Dataset records
☆ ☆ ☆ ☆ ☆

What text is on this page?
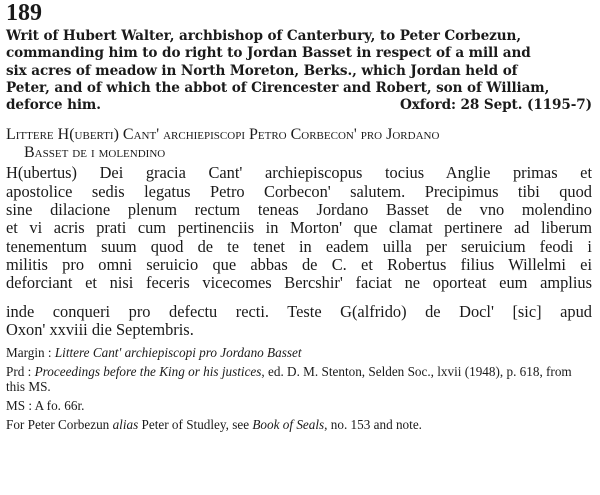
189
Writ of Hubert Walter, archbishop of Canterbury, to Peter Corbezun,
commanding him to do right to Jordan Basset in respect of a mill and
six acres of meadow in North Moreton, Berks., which Jordan held of
Peter, and of which the abbot of Cirencester and Robert, son of William,
deforce him.	Oxford: 28 Sept. (1195-7)
Littere H(uberti) Cant' archiepiscopi Petro Corbecon' pro Jordano
Basset de i molendino
H(ubertus) Dei gracia Cant' archiepiscopus tocius Anglie primas et
apostolice sedis legatus Petro Corbecon' salutem. Precipimus tibi quod
sine dilacione plenum rectum teneas Jordano Basset de vno molendino
et vi acris prati cum pertinenciis in Morton' que clamat pertinere ad liberum
tenementum suum quod de te tenet in eadem uilla per seruicium feodi i
militis pro omni seruicio que abbas de C. et Robertus filius Willelmi ei
deforciant et nisi feceris vicecomes Bercshir' faciat ne oporteat eum amplius
inde conqueri pro defectu recti. Teste G(alfrido) de Docl' [sic] apud
Oxon' xxviii die Septembris.

Margin : Littere Cant' archiepiscopi pro Jordano Basset

Prd : Proceedings before the King or his justices, ed. D. M. Stenton, Selden Soc., lxvii (1948), p. 618, from this MS.

MS : A fo. 66r.

For Peter Corbezun alias Peter of Studley, see Book of Seals, no. 153 and note.
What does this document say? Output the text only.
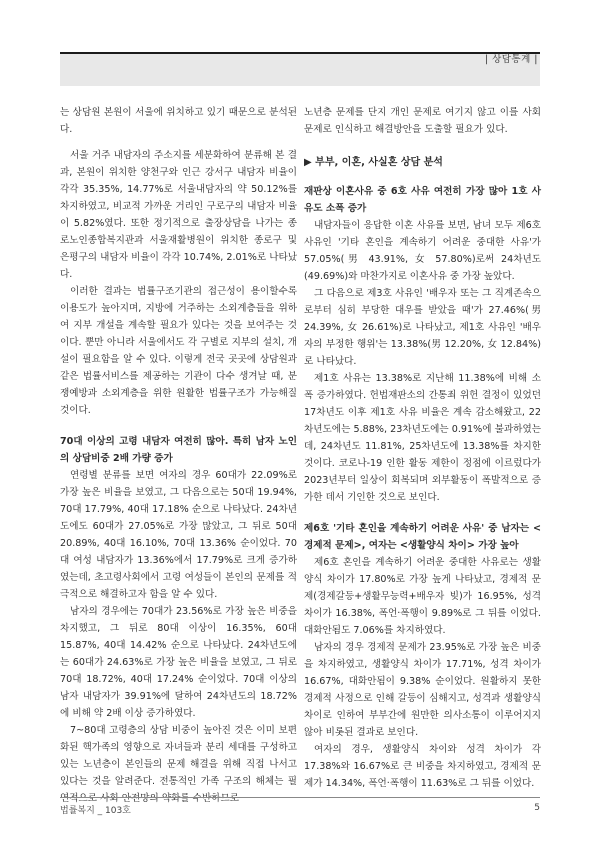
| 상담통계 |

는 상담원 본원이 서울에 위치하고 있기 때문으로 분석된다.

서울 거주 내담자의 주소지를 세분화하여 분류해 본 결과, 본원이 위치한 양천구와 인근 강서구 내담자 비율이 각각 35.35%, 14.77%로 서울내담자의 약 50.12%를 차지하였고, 비교적 가까운 거리인 구로구의 내담자 비율이 5.82%였다. 또한 정기적으로 출장상담을 나가는 종로노인종합복지관과 서울재활병원이 위치한 종로구 및 은평구의 내담자 비율이 각각 10.74%, 2.01%로 나타났다.

이러한 결과는 법률구조기관의 접근성이 용이할수록 이용도가 높아지며, 지방에 거주하는 소외계층들을 위하여 지부 개설을 계속할 필요가 있다는 것을 보여주는 것이다. 뿐만 아니라 서울에서도 각 구별로 지부의 설치, 개설이 필요함을 알 수 있다. 이렇게 전국 곳곳에 상담원과 같은 법률서비스를 제공하는 기관이 다수 생겨날 때, 분쟁예방과 소외계층을 위한 원활한 법률구조가 가능해질 것이다.

70대 이상의 고령 내담자 여전히 많아. 특히 남자 노인의 상담비중 2배 가량 증가

연령별 분류를 보면 여자의 경우 60대가 22.09%로 가장 높은 비율을 보였고, 그 다음으로는 50대 19.94%, 70대 17.79%, 40대 17.18% 순으로 나타났다. 24차년도에도 60대가 27.05%로 가장 많았고, 그 뒤로 50대 20.89%, 40대 16.10%, 70대 13.36% 순이었다. 70대 여성 내담자가 13.36%에서 17.79%로 크게 증가하였는데, 초고령사회에서 고령 여성들이 본인의 문제를 적극적으로 해결하고자 함을 알 수 있다.

남자의 경우에는 70대가 23.56%로 가장 높은 비중을 차지했고, 그 뒤로 80대 이상이 16.35%, 60대 15.87%, 40대 14.42% 순으로 나타났다. 24차년도에는 60대가 24.63%로 가장 높은 비율을 보였고, 그 뒤로 70대 18.72%, 40대 17.24% 순이었다. 70대 이상의 남자 내담자가 39.91%에 달하여 24차년도의 18.72%에 비해 약 2배 이상 증가하였다.

7~80대 고령층의 상담 비중이 높아진 것은 이미 보편화된 핵가족의 영향으로 자녀들과 분리 세대를 구성하고 있는 노년층이 본인들의 문제 해결을 위해 직접 나서고 있다는 것을 알려준다. 전통적인 가족 구조의 해체는 필연적으로 사회 안전망의 약화를 수반하므로

노년층 문제를 단지 개인 문제로 여기지 않고 이를 사회문제로 인식하고 해결방안을 도출할 필요가 있다.

▶ 부부, 이혼, 사실혼 상담 분석
재판상 이혼사유 중 6호 사유 여전히 가장 많아 1호 사유도 소폭 증가

내담자들이 응답한 이혼 사유를 보면, 남녀 모두 제6호 사유인 '기타 혼인을 계속하기 어려운 중대한 사유'가 57.05%(男 43.91%, 女 57.80%)로써 24차년도(49.69%)와 마찬가지로 이혼사유 중 가장 높았다.

그 다음으로 제3호 사유인 '배우자 또는 그 직계존속으로부터 심히 부당한 대우를 받았을 때'가 27.46%(男 24.39%, 女 26.61%)로 나타났고, 제1호 사유인 '배우자의 부정한 행위'는 13.38%(男 12.20%, 女 12.84%)로 나타났다.

제1호 사유는 13.38%로 지난해 11.38%에 비해 소폭 증가하였다. 헌법재판소의 간통죄 위헌 결정이 있었던 17차년도 이후 제1호 사유 비율은 계속 감소해왔고, 22차년도에는 5.88%, 23차년도에는 0.91%에 불과하였는데, 24차년도 11.81%, 25차년도에 13.38%를 차지한 것이다. 코로나-19 인한 활동 제한이 정점에 이르렀다가 2023년부터 일상이 회복되며 외부활동이 폭발적으로 증가한 데서 기인한 것으로 보인다.

제6호 '기타 혼인을 계속하기 어려운 사유' 중 남자는 <경제적 문제>, 여자는 <생활양식 차이> 가장 높아

제6호 혼인을 계속하기 어려운 중대한 사유로는 생활양식 차이가 17.80%로 가장 높게 나타났고, 경제적 문제(경제갈등+생활무능력+배우자 빚)가 16.95%, 성격 차이가 16.38%, 폭언·폭행이 9.89%로 그 뒤를 이었다. 대화안됨도 7.06%를 차지하였다.

남자의 경우 경제적 문제가 23.95%로 가장 높은 비중을 차지하였고, 생활양식 차이가 17.71%, 성격 차이가 16.67%, 대화안됨이 9.38% 순이었다. 원활하지 못한 경제적 사정으로 인해 갈등이 심해지고, 성격과 생활양식 차이로 인하여 부부간에 원만한 의사소통이 이루어지지 않아 비롯된 결과로 보인다.

여자의 경우, 생활양식 차이와 성격 차이가 각 17.38%와 16.67%로 큰 비중을 차지하였고, 경제적 문제가 14.34%, 폭언·폭행이 11.63%로 그 뒤를 이었다.

법률복지 _ 103호	5
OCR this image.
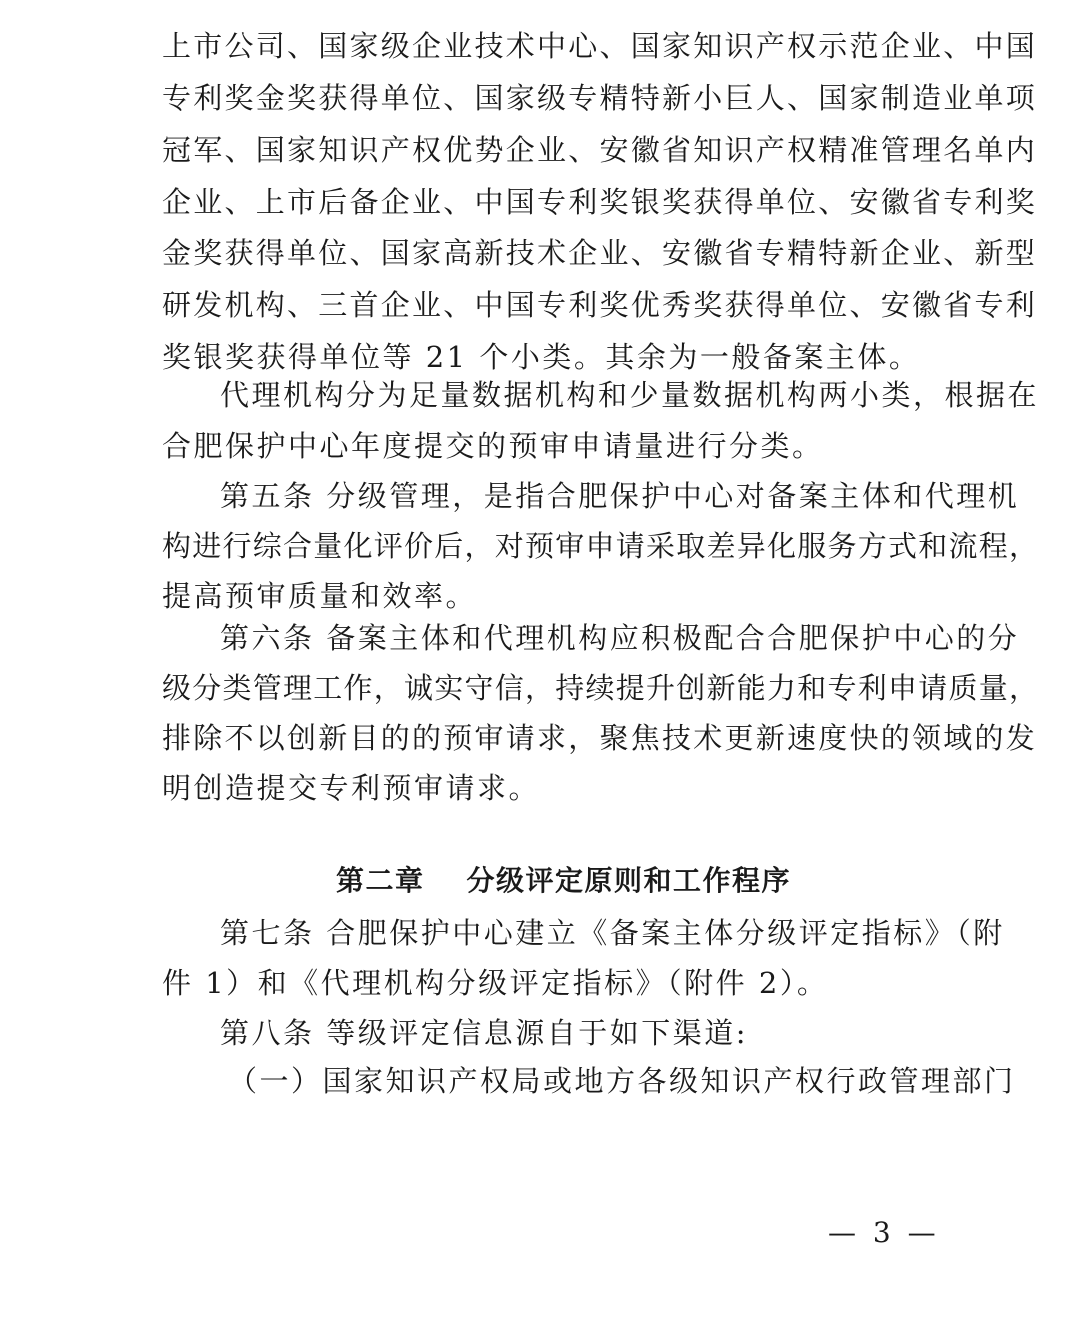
上市公司、国家级企业技术中心、国家知识产权示范企业、中国
专利奖金奖获得单位、国家级专精特新小巨人、国家制造业单项
冠军、国家知识产权优势企业、安徽省知识产权精准管理名单内
企业、上市后备企业、中国专利奖银奖获得单位、安徽省专利奖
金奖获得单位、国家高新技术企业、安徽省专精特新企业、新型
研发机构、三首企业、中国专利奖优秀奖获得单位、安徽省专利
奖银奖获得单位等 21 个小类。其余为一般备案主体。
代理机构分为足量数据机构和少量数据机构两小类，根据在
合肥保护中心年度提交的预审申请量进行分类。
第五条 分级管理，是指合肥保护中心对备案主体和代理机
构进行综合量化评价后，对预审申请采取差异化服务方式和流程，
提高预审质量和效率。
第六条 备案主体和代理机构应积极配合合肥保护中心的分
级分类管理工作，诚实守信，持续提升创新能力和专利申请质量，
排除不以创新目的的预审请求，聚焦技术更新速度快的领域的发
明创造提交专利预审请求。
第二章 分级评定原则和工作程序
第七条 合肥保护中心建立《备案主体分级评定指标》（附
件 1）和《代理机构分级评定指标》（附件 2）。
第八条 等级评定信息源自于如下渠道:
（一）国家知识产权局或地方各级知识产权行政管理部门
— 3 —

☆ ☆ ☆ ☆ ☆

[EXERCISE DETAILS]:
Of the lines above, how many hold the string "Corbecon"? Answer with only the number.

[EXPECTED ANSWER]:
2